> _Task requirements_:
In the listing below, identify each line with the word "local" and return those lines.

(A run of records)
------------------------------------------------

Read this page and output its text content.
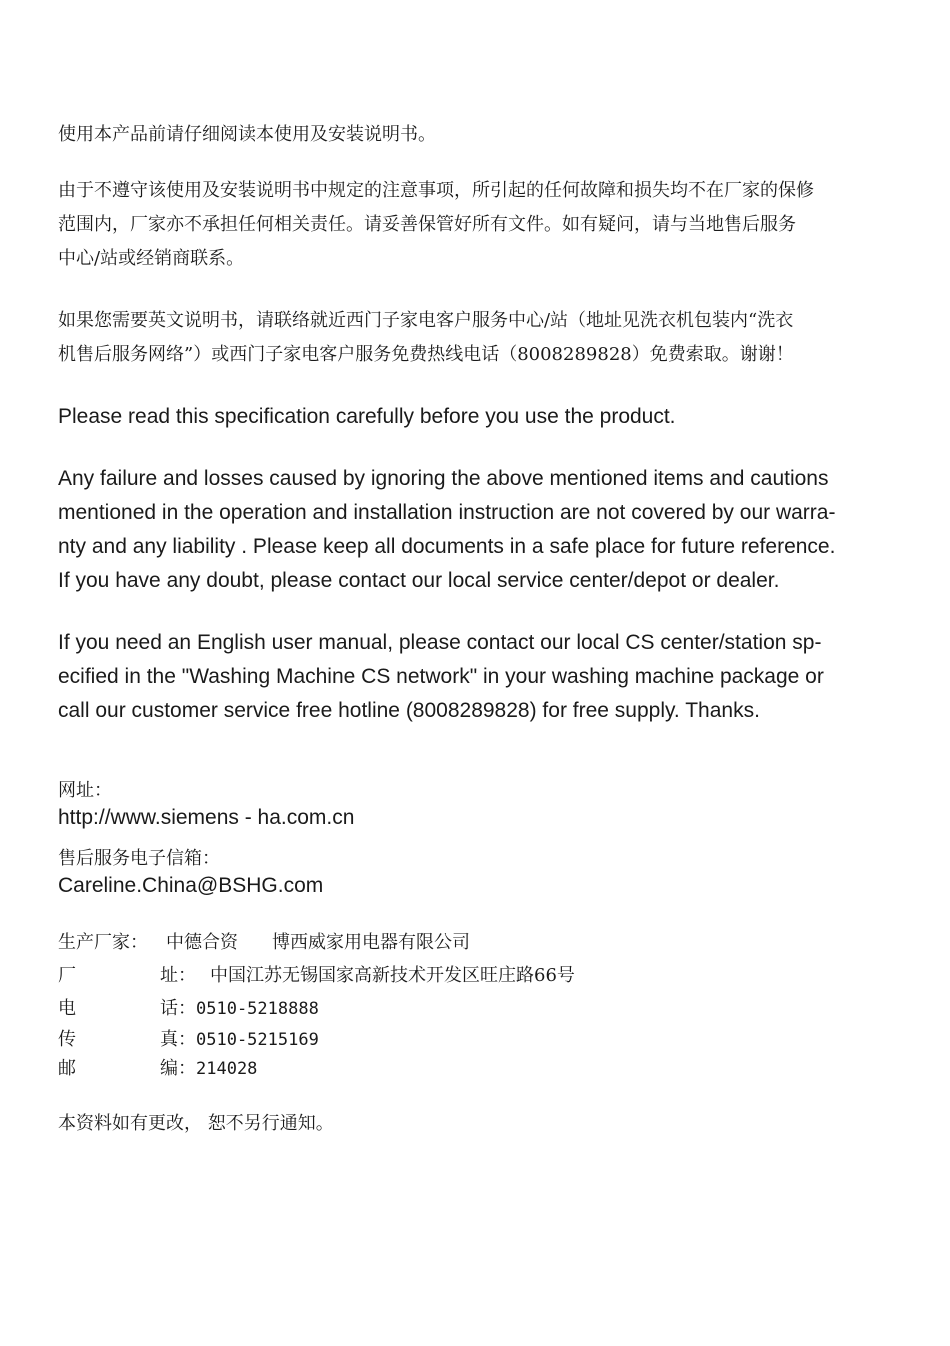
使用本产品前请仔细阅读本使用及安装说明书。

由于不遵守该使用及安装说明书中规定的注意事项，所引起的任何故障和损失均不在厂家的保修
范围内，厂家亦不承担任何相关责任。请妥善保管好所有文件。如有疑问，请与当地售后服务
中心/站或经销商联系。

如果您需要英文说明书，请联络就近西门子家电客户服务中心/站（地址见洗衣机包装内“洗衣
机售后服务网络”）或西门子家电客户服务免费热线电话（8008289828）免费索取。谢谢！

Please read this specification carefully before you use the product.

Any failure and losses caused by ignoring the above mentioned items and cautions
mentioned in the operation and installation instruction are not covered by our warra-
nty and any liability . Please keep all documents in a safe place for future reference.
If you have any doubt, please contact our local service center/depot or dealer.

If you need an English user manual, please contact our local CS center/station sp-
ecified in the "Washing Machine CS network" in your washing machine package or
call our customer service free hotline (8008289828) for free supply. Thanks.

网址：

http://www.siemens - ha.com.cn

售后服务电子信箱：

Careline.China@BSHG.com

生产厂家： 中德合资 博西威家用电器有限公司
厂	址： 中国江苏无锡国家高新技术开发区旺庄路66号
电	话： 0510-5218888
传	真： 0510-5215169
邮	编： 214028

本资料如有更改， 恕不另行通知。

------------------------------------------------

> _Answer to the exercise_:
If you have any doubt, please contact our local service center/depot or dealer.
If you need an English user manual, please contact our local CS center/station sp-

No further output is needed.